● **Your task**: Each entry below must be repeated exactly, with pictures left out.

● **Items**:
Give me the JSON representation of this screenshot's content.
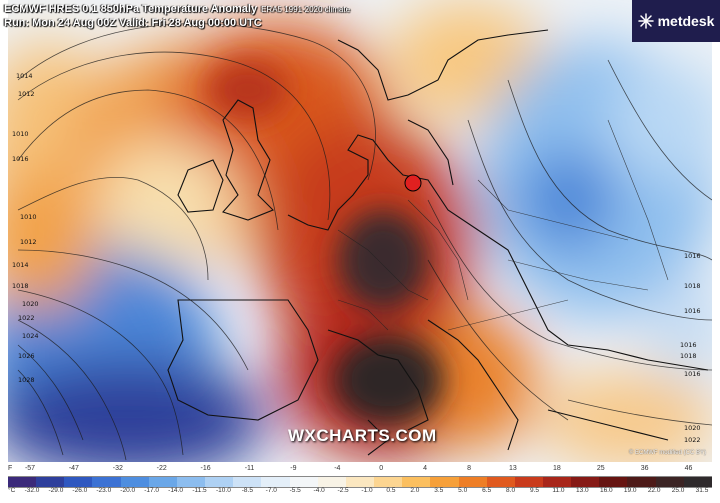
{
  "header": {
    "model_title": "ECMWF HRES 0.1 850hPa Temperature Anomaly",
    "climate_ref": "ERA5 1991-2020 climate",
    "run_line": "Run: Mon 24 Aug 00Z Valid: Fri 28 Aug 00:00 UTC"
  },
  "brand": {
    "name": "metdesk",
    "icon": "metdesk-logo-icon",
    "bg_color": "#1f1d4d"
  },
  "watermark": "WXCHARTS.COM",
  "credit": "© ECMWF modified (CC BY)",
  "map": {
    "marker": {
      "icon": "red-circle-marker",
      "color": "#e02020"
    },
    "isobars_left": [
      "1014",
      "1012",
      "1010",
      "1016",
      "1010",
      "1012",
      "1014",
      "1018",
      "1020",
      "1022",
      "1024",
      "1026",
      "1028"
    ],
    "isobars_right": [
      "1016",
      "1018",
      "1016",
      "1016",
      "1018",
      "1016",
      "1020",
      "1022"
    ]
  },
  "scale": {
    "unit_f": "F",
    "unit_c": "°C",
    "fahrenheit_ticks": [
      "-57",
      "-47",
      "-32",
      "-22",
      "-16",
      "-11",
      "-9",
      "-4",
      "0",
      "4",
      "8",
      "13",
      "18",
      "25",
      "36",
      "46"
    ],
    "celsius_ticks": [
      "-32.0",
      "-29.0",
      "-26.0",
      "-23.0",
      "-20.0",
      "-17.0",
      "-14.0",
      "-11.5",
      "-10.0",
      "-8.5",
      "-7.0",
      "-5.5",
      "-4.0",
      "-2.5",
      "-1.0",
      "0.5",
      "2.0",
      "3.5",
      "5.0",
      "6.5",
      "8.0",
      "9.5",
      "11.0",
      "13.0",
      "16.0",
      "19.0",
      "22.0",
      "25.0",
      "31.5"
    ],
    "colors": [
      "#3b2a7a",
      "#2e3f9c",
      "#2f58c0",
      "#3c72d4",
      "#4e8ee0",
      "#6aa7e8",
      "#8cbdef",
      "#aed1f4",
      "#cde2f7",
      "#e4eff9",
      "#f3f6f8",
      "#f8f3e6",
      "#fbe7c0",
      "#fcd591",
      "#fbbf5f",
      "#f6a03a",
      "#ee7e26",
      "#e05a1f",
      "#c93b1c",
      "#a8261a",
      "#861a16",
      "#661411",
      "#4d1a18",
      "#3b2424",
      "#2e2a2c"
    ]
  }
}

● **Output for this exercise**:
Give me the JSON representation of this screenshot's content.
{
  "header": {
    "model_title": "ECMWF HRES 0.1 850hPa Temperature Anomaly",
    "climate_ref": "ERA5 1991-2020 climate",
    "run_line": "Run: Mon 24 Aug 00Z Valid: Fri 28 Aug 00:00 UTC"
  },
  "brand": {
    "name": "metdesk",
    "icon": "metdesk-logo-icon",
    "bg_color": "#1f1d4d"
  },
  "watermark": "WXCHARTS.COM",
  "credit": "© ECMWF modified (CC BY)",
  "map": {
    "marker": {
      "icon": "red-circle-marker",
      "color": "#e02020"
    },
    "isobars_left": [
      "1014",
      "1012",
      "1010",
      "1016",
      "1010",
      "1012",
      "1014",
      "1018",
      "1020",
      "1022",
      "1024",
      "1026",
      "1028"
    ],
    "isobars_right": [
      "1016",
      "1018",
      "1016",
      "1016",
      "1018",
      "1016",
      "1020",
      "1022"
    ]
  },
  "scale": {
    "unit_f": "F",
    "unit_c": "°C",
    "fahrenheit_ticks": [
      "-57",
      "-47",
      "-32",
      "-22",
      "-16",
      "-11",
      "-9",
      "-4",
      "0",
      "4",
      "8",
      "13",
      "18",
      "25",
      "36",
      "46"
    ],
    "celsius_ticks": [
      "-32.0",
      "-29.0",
      "-26.0",
      "-23.0",
      "-20.0",
      "-17.0",
      "-14.0",
      "-11.5",
      "-10.0",
      "-8.5",
      "-7.0",
      "-5.5",
      "-4.0",
      "-2.5",
      "-1.0",
      "0.5",
      "2.0",
      "3.5",
      "5.0",
      "6.5",
      "8.0",
      "9.5",
      "11.0",
      "13.0",
      "16.0",
      "19.0",
      "22.0",
      "25.0",
      "31.5"
    ],
    "colors": [
      "#3b2a7a",
      "#2e3f9c",
      "#2f58c0",
      "#3c72d4",
      "#4e8ee0",
      "#6aa7e8",
      "#8cbdef",
      "#aed1f4",
      "#cde2f7",
      "#e4eff9",
      "#f3f6f8",
      "#f8f3e6",
      "#fbe7c0",
      "#fcd591",
      "#fbbf5f",
      "#f6a03a",
      "#ee7e26",
      "#e05a1f",
      "#c93b1c",
      "#a8261a",
      "#861a16",
      "#661411",
      "#4d1a18",
      "#3b2424",
      "#2e2a2c"
    ]
  }
}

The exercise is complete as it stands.